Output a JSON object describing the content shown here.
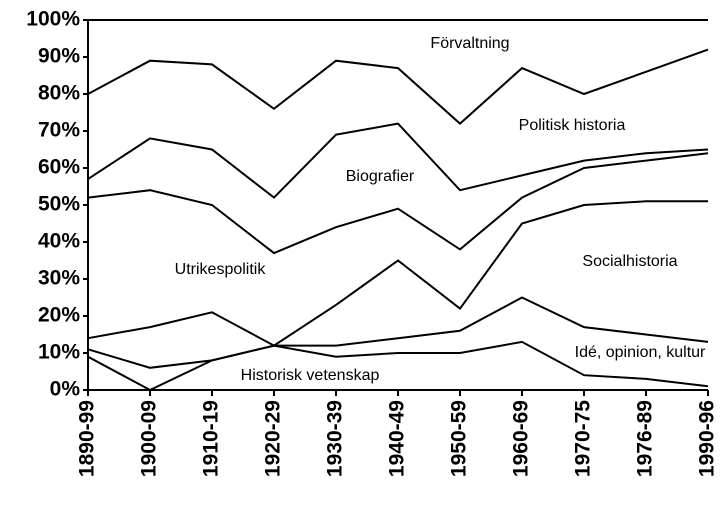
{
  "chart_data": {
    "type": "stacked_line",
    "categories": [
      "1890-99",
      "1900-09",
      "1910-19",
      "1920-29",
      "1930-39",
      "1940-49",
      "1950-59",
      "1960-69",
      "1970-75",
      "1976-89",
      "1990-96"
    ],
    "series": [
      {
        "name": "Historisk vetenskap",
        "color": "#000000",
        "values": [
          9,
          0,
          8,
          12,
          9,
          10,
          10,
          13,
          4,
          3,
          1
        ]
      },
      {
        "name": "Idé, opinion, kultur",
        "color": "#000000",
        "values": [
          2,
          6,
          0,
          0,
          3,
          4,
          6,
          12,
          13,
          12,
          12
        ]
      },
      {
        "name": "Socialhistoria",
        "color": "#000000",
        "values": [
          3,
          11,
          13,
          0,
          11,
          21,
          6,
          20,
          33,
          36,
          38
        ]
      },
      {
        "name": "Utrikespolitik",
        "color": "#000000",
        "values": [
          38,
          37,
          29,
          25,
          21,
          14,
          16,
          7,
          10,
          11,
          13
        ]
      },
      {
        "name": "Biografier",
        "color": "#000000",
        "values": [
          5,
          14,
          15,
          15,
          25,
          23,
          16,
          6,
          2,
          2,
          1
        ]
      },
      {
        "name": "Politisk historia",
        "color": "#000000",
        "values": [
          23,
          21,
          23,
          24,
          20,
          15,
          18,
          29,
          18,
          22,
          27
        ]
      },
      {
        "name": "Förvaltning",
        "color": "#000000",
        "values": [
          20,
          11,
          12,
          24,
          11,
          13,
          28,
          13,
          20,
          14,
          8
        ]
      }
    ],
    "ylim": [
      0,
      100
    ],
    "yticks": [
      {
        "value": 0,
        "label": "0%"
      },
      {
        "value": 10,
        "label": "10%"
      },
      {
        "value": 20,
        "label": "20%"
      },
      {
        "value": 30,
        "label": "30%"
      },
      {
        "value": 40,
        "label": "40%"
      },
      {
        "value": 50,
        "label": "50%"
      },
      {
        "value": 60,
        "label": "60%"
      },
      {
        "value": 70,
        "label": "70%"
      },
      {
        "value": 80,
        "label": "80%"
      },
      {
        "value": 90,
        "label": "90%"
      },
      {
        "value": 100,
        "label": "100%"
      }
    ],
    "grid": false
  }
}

——

◆ Challenge
Print the complete listing exactly as it stands, without its pictures.

◆ Final answer
Output a JSON object describing the content shown here.
{
  "chart_data": {
    "type": "stacked_line",
    "categories": [
      "1890-99",
      "1900-09",
      "1910-19",
      "1920-29",
      "1930-39",
      "1940-49",
      "1950-59",
      "1960-69",
      "1970-75",
      "1976-89",
      "1990-96"
    ],
    "series": [
      {
        "name": "Historisk vetenskap",
        "color": "#000000",
        "values": [
          9,
          0,
          8,
          12,
          9,
          10,
          10,
          13,
          4,
          3,
          1
        ]
      },
      {
        "name": "Idé, opinion, kultur",
        "color": "#000000",
        "values": [
          2,
          6,
          0,
          0,
          3,
          4,
          6,
          12,
          13,
          12,
          12
        ]
      },
      {
        "name": "Socialhistoria",
        "color": "#000000",
        "values": [
          3,
          11,
          13,
          0,
          11,
          21,
          6,
          20,
          33,
          36,
          38
        ]
      },
      {
        "name": "Utrikespolitik",
        "color": "#000000",
        "values": [
          38,
          37,
          29,
          25,
          21,
          14,
          16,
          7,
          10,
          11,
          13
        ]
      },
      {
        "name": "Biografier",
        "color": "#000000",
        "values": [
          5,
          14,
          15,
          15,
          25,
          23,
          16,
          6,
          2,
          2,
          1
        ]
      },
      {
        "name": "Politisk historia",
        "color": "#000000",
        "values": [
          23,
          21,
          23,
          24,
          20,
          15,
          18,
          29,
          18,
          22,
          27
        ]
      },
      {
        "name": "Förvaltning",
        "color": "#000000",
        "values": [
          20,
          11,
          12,
          24,
          11,
          13,
          28,
          13,
          20,
          14,
          8
        ]
      }
    ],
    "ylim": [
      0,
      100
    ],
    "yticks": [
      {
        "value": 0,
        "label": "0%"
      },
      {
        "value": 10,
        "label": "10%"
      },
      {
        "value": 20,
        "label": "20%"
      },
      {
        "value": 30,
        "label": "30%"
      },
      {
        "value": 40,
        "label": "40%"
      },
      {
        "value": 50,
        "label": "50%"
      },
      {
        "value": 60,
        "label": "60%"
      },
      {
        "value": 70,
        "label": "70%"
      },
      {
        "value": 80,
        "label": "80%"
      },
      {
        "value": 90,
        "label": "90%"
      },
      {
        "value": 100,
        "label": "100%"
      }
    ],
    "grid": false
  }
}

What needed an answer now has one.